Extracted records:
%%

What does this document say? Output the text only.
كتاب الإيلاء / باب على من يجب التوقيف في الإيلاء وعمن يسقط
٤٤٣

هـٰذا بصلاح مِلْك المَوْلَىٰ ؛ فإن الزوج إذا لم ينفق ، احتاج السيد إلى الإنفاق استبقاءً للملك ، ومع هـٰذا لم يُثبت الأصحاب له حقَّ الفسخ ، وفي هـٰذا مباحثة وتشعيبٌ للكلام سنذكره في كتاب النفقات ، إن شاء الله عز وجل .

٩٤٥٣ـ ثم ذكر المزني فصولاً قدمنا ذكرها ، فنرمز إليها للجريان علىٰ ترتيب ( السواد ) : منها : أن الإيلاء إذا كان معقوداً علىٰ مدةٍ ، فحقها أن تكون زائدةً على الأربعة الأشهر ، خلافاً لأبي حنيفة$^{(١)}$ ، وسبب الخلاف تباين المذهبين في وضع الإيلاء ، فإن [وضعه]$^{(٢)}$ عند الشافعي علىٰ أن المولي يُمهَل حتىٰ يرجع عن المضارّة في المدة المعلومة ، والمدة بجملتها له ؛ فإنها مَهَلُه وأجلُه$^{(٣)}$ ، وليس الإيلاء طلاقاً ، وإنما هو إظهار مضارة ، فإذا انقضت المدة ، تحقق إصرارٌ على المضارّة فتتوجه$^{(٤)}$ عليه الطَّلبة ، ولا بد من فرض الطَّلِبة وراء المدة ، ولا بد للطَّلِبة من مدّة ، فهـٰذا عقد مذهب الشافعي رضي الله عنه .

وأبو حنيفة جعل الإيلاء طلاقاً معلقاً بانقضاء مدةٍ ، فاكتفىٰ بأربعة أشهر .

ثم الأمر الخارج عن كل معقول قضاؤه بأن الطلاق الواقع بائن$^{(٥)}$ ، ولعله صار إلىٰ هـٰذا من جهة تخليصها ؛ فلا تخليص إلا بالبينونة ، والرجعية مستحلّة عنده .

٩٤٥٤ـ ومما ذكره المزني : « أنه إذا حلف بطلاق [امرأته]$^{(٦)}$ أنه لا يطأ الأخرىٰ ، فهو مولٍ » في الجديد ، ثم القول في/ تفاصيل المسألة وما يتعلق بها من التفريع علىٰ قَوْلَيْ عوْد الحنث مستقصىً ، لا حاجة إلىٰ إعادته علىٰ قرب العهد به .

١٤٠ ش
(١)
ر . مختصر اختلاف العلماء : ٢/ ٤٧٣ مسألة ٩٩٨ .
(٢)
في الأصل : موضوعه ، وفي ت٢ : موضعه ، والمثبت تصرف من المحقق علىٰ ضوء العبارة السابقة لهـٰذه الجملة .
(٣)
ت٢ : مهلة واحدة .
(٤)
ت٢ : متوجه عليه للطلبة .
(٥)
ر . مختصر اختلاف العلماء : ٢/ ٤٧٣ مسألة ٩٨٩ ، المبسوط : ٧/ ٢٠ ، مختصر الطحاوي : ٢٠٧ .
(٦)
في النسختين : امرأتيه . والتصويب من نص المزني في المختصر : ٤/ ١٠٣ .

%%

Your instructions: Extract each line from the entries above that contains the string "حنيفة".

Written reply:
٩٤٥٣ـ ثم ذكر المزني فصولاً قدمنا ذكرها ، فنرمز إليها للجريان علىٰ ترتيب ( السواد ) : منها : أن الإيلاء إذا كان معقوداً علىٰ مدةٍ ، فحقها أن تكون زائدةً على الأربعة الأشهر ، خلافاً لأبي حنيفة$^{(١)}$ ، وسبب الخلاف تباين المذهبين في وضع الإيلاء ، فإن [وضعه]$^{(٢)}$ عند الشافعي علىٰ أن المولي يُمهَل حتىٰ يرجع عن المضارّة في المدة المعلومة ، والمدة بجملتها له ؛ فإنها مَهَلُه وأجلُه$^{(٣)}$ ، وليس الإيلاء طلاقاً ، وإنما هو إظهار مضارة ، فإذا انقضت المدة ، تحقق إصرارٌ على المضارّة فتتوجه$^{(٤)}$ عليه الطَّلبة ، ولا بد من فرض الطَّلِبة وراء المدة ، ولا بد للطَّلِبة من مدّة ، فهـٰذا عقد مذهب الشافعي رضي الله عنه .
وأبو حنيفة جعل الإيلاء طلاقاً معلقاً بانقضاء مدةٍ ، فاكتفىٰ بأربعة أشهر .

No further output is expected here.